─── Extracted records
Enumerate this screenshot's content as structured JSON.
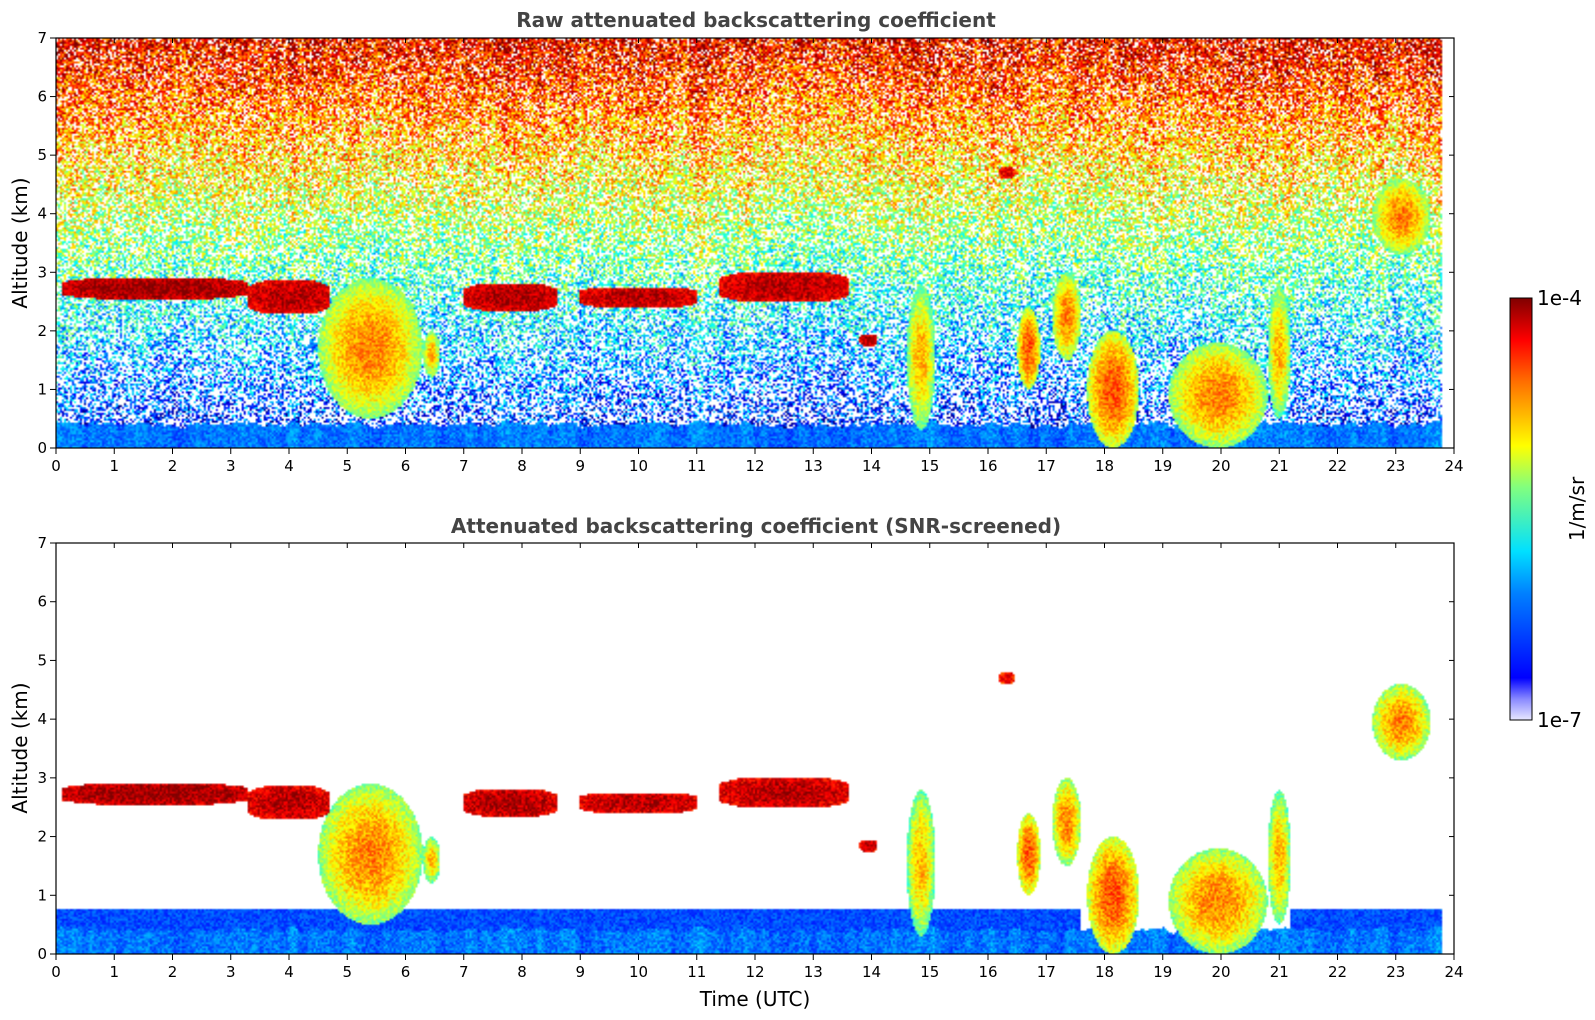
{
  "chart_data": [
    {
      "type": "heatmap",
      "title": "Raw attenuated backscattering coefficient",
      "xlabel": "",
      "ylabel": "Altitude (km)",
      "xlim": [
        0,
        24
      ],
      "ylim": [
        0,
        7
      ],
      "xticks": [
        "0",
        "1",
        "2",
        "3",
        "4",
        "5",
        "6",
        "7",
        "8",
        "9",
        "10",
        "11",
        "12",
        "13",
        "14",
        "15",
        "16",
        "17",
        "18",
        "19",
        "20",
        "21",
        "22",
        "23",
        "24"
      ],
      "yticks": [
        "0",
        "1",
        "2",
        "3",
        "4",
        "5",
        "6",
        "7"
      ],
      "screened": false,
      "features": [
        {
          "kind": "layer",
          "x": [
            0.1,
            3.3
          ],
          "y": [
            2.55,
            2.9
          ],
          "level": 0.98
        },
        {
          "kind": "layer",
          "x": [
            3.3,
            4.7
          ],
          "y": [
            2.3,
            2.85
          ],
          "level": 0.95
        },
        {
          "kind": "layer",
          "x": [
            7.0,
            8.6
          ],
          "y": [
            2.35,
            2.8
          ],
          "level": 0.96
        },
        {
          "kind": "layer",
          "x": [
            9.0,
            11.0
          ],
          "y": [
            2.4,
            2.75
          ],
          "level": 0.95
        },
        {
          "kind": "layer",
          "x": [
            11.4,
            13.6
          ],
          "y": [
            2.5,
            3.0
          ],
          "level": 0.95
        },
        {
          "kind": "layer",
          "x": [
            13.8,
            14.1
          ],
          "y": [
            1.75,
            1.95
          ],
          "level": 0.95
        },
        {
          "kind": "layer",
          "x": [
            16.2,
            16.45
          ],
          "y": [
            4.6,
            4.8
          ],
          "level": 0.9
        },
        {
          "kind": "plume",
          "x": [
            4.5,
            6.3
          ],
          "y": [
            0.5,
            2.9
          ],
          "level": 0.75
        },
        {
          "kind": "plume",
          "x": [
            6.3,
            6.6
          ],
          "y": [
            1.2,
            2.0
          ],
          "level": 0.7
        },
        {
          "kind": "plume",
          "x": [
            14.6,
            15.1
          ],
          "y": [
            0.3,
            2.8
          ],
          "level": 0.7
        },
        {
          "kind": "plume",
          "x": [
            16.5,
            16.9
          ],
          "y": [
            1.0,
            2.4
          ],
          "level": 0.8
        },
        {
          "kind": "plume",
          "x": [
            17.1,
            17.6
          ],
          "y": [
            1.5,
            3.0
          ],
          "level": 0.75
        },
        {
          "kind": "plume",
          "x": [
            17.7,
            18.6
          ],
          "y": [
            0.0,
            2.0
          ],
          "level": 0.8
        },
        {
          "kind": "plume",
          "x": [
            19.1,
            20.8
          ],
          "y": [
            0.0,
            1.8
          ],
          "level": 0.75
        },
        {
          "kind": "plume",
          "x": [
            20.8,
            21.2
          ],
          "y": [
            0.5,
            2.8
          ],
          "level": 0.7
        },
        {
          "kind": "plume",
          "x": [
            22.6,
            23.6
          ],
          "y": [
            3.3,
            4.6
          ],
          "level": 0.75
        }
      ]
    },
    {
      "type": "heatmap",
      "title": "Attenuated backscattering coefficient (SNR-screened)",
      "xlabel": "Time (UTC)",
      "ylabel": "Altitude (km)",
      "xlim": [
        0,
        24
      ],
      "ylim": [
        0,
        7
      ],
      "xticks": [
        "0",
        "1",
        "2",
        "3",
        "4",
        "5",
        "6",
        "7",
        "8",
        "9",
        "10",
        "11",
        "12",
        "13",
        "14",
        "15",
        "16",
        "17",
        "18",
        "19",
        "20",
        "21",
        "22",
        "23",
        "24"
      ],
      "yticks": [
        "0",
        "1",
        "2",
        "3",
        "4",
        "5",
        "6",
        "7"
      ],
      "screened": true
    }
  ],
  "colorbar": {
    "label": "1/m/sr",
    "max_label": "1e-4",
    "min_label": "1e-7",
    "colormap": "jet"
  }
}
──────
| Goal |
Tally the lines containing "backscattering". Provide the number without any other words.

| Solution for this task |
2